— start Material supplied —
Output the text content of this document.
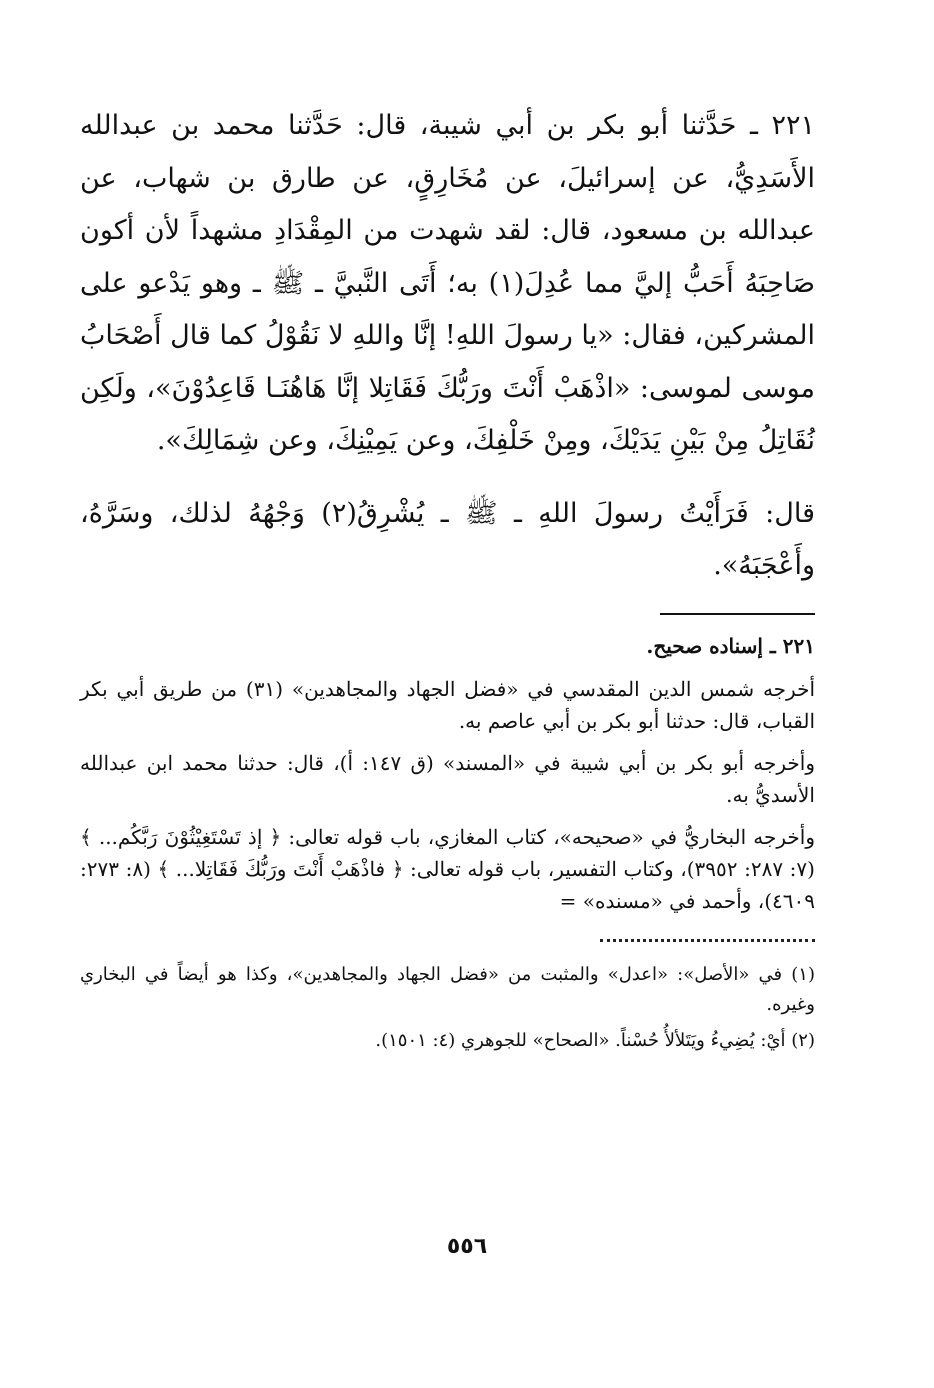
٢٢١ ـ حَدَّثنا أبو بكر بن أبي شيبة، قال: حَدَّثنا محمد بن عبدالله الأَسَدِيُّ، عن إسرائيلَ، عن مُخَارِقٍ، عن طارق بن شهاب، عن عبدالله بن مسعود، قال: لقد شهدت من المِقْدَادِ مشهداً لأن أكون صَاحِبَهُ أَحَبُّ إليَّ مما عُدِلَ(١) به؛ أَتَى النَّبيَّ ـ ﷺ ـ وهو يَدْعو على المشركين، فقال: «يا رسولَ اللهِ! إنَّا واللهِ لا نَقُوْلُ كما قال أَصْحَابُ موسى لموسى: «اذْهَبْ أَنْتَ ورَبُّكَ فَقَاتِلا إنَّا هَاهُنَـا قَاعِدُوْنَ»، ولَكِن نُقَاتِلُ مِنْ بَيْنِ يَدَيْكَ، ومِنْ خَلْفِكَ، وعن يَمِيْنِكَ، وعن شِمَالِكَ».

قال: فَرَأَيْتُ رسولَ اللهِ ـ ﷺ ـ يُشْرِقُ(٢) وَجْهُهُ لذلك، وسَرَّهُ، وأَعْجَبَهُ».

٢٢١ ـ إسناده صحيح.

أخرجه شمس الدين المقدسي في «فضل الجهاد والمجاهدين» (٣١) من طريق أبي بكر القباب، قال: حدثنا أبو بكر بن أبي عاصم به.

وأخرجه أبو بكر بن أبي شيبة في «المسند» (ق ١٤٧: أ)، قال: حدثنا محمد ابن عبدالله الأسديُّ به.

وأخرجه البخاريُّ في «صحيحه»، كتاب المغازي، باب قوله تعالى: ﴿ إذ تَسْتَغِيْثُوْنَ رَبَّكُم... ﴾ (٧: ٢٨٧: ٣٩٥٢)، وكتاب التفسير، باب قوله تعالى: ﴿ فاذْهَبْ أَنْتَ ورَبُّكَ فَقَاتِلا... ﴾ (٨: ٢٧٣: ٤٦٠٩)، وأحمد في «مسنده» =

(١) في «الأصل»: «اعدل» والمثبت من «فضل الجهاد والمجاهدين»، وكذا هو أيضاً في البخاري وغيره.

(٢) أيْ: يُضِيءُ ويَتَلألأُ حُسْناً. «الصحاح» للجوهري (٤: ١٥٠١).

٥٥٦
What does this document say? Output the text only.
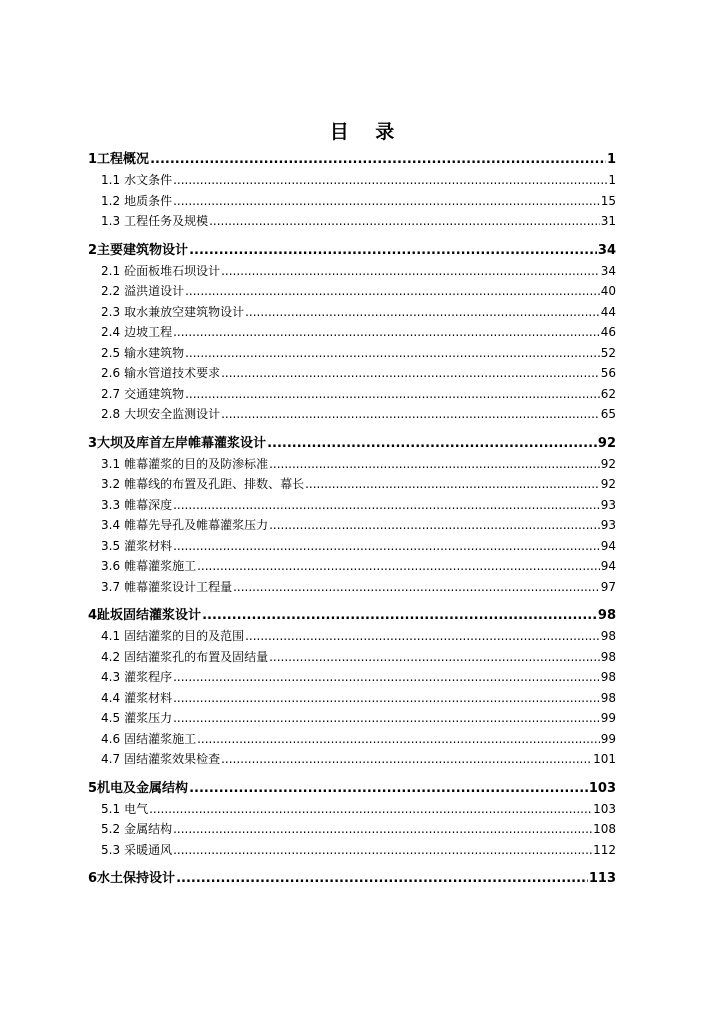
目 录
1 工程概况 .....	1
1.1 水文条件 .....	1
1.2 地质条件 .....	15
1.3 工程任务及规模 .....	31
2 主要建筑物设计 .....	34
2.1 砼面板堆石坝设计 .....	34
2.2 溢洪道设计 .....	40
2.3 取水兼放空建筑物设计 .....	44
2.4 边坡工程 .....	46
2.5 输水建筑物 .....	52
2.6 输水管道技术要求 .....	56
2.7 交通建筑物 .....	62
2.8 大坝安全监测设计 .....	65
3 大坝及库首左岸帷幕灌浆设计 .....	92
3.1 帷幕灌浆的目的及防渗标准 .....	92
3.2 帷幕线的布置及孔距、排数、幕长 .....	92
3.3 帷幕深度 .....	93
3.4 帷幕先导孔及帷幕灌浆压力 .....	93
3.5 灌浆材料 .....	94
3.6 帷幕灌浆施工 .....	94
3.7 帷幕灌浆设计工程量 .....	97
4 趾坂固结灌浆设计 .....	98
4.1 固结灌浆的目的及范围 .....	98
4.2 固结灌浆孔的布置及固结量 .....	98
4.3 灌浆程序 .....	98
4.4 灌浆材料 .....	98
4.5 灌浆压力 .....	99
4.6 固结灌浆施工 .....	99
4.7 固结灌浆效果检查 .....	101
5 机电及金属结构 .....	103
5.1 电气 .....	103
5.2 金属结构 .....	108
5.3 采暖通风 .....	112
6 水土保持设计 .....	113
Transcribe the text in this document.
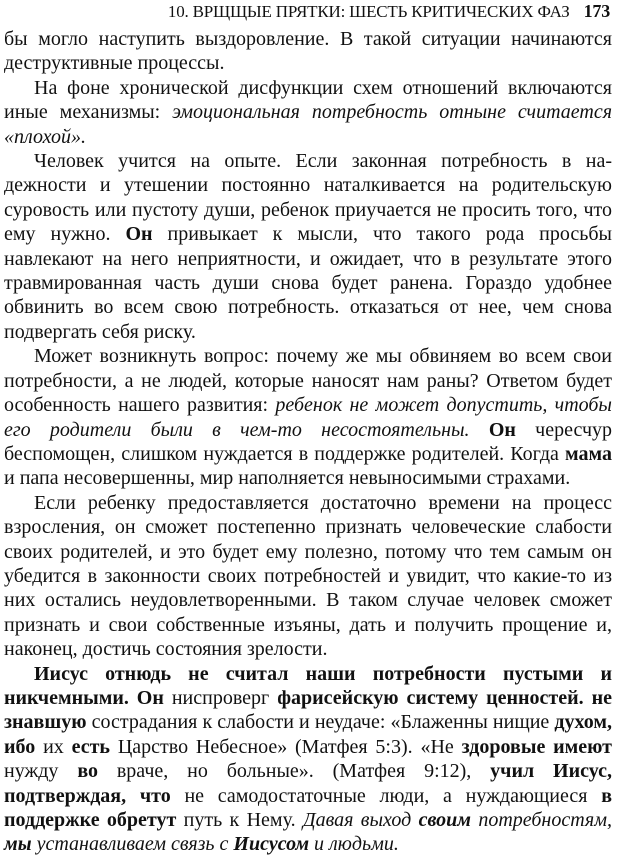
10. ВРЩЩЫЕ ПРЯТКИ: ШЕСТЬ КРИТИЧЕСКИХ ФАЗ 173

бы могло наступить выздоровление. В такой ситуации начинаются деструктивные процессы.

На фоне хронической дисфункции схем отношений включаются иные механизмы: эмоциональная потребность отныне считается «плохой».

Человек учится на опыте. Если законная потребность в надежности и утешении постоянно наталкивается на родительскую суровость или пустоту души, ребенок приучается не просить того, что ему нужно. Он привыкает к мысли, что такого рода просьбы навлекают на него неприятности, и ожидает, что в результате этого травмированная часть души снова будет ранена. Гораздо удобнее обвинить во всем свою потребность. отказаться от нее, чем снова подвергать себя риску.

Может возникнуть вопрос: почему же мы обвиняем во всем свои потребности, а не людей, которые наносят нам раны? Ответом будет особенность нашего развития: ребенок не может допустить, чтобы его родители были в чем-то несостоятельны. Он чересчур беспомощен, слишком нуждается в поддержке родителей. Когда мама и папа несовершенны, мир наполняется невыносимыми страхами.

Если ребенку предоставляется достаточно времени на процесс взросления, он сможет постепенно признать человеческие слабости своих родителей, и это будет ему полезно, потому что тем самым он убедится в законности своих потребностей и увидит, что какие-то из них остались неудовлетворенными. В таком случае человек сможет признать и свои собственные изъяны, дать и получить прощение и, наконец, достичь состояния зрелости.

Иисус отнюдь не считал наши потребности пустыми и никчемными. Он ниспроверг фарисейскую систему ценностей. не знавшую сострадания к слабости и неудаче: «Блаженны нищие духом, ибо их есть Царство Небесное» (Матфея 5:3). «Не здоровые имеют нужду во враче, но больные». (Матфея 9:12), учил Иисус, подтверждая, что не самодостаточные люди, а нуждающиеся в поддержке обретут путь к Нему. Давая выход своим потребностям, мы устанавливаем связь с Иисусом и людьми.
— end Material supplied —
Task instructions
Pull out every line in the data above that has the word "document".

Answer below
Output the text content of this document.
What does this document say? Output the text only.
Transcribe the text in this document.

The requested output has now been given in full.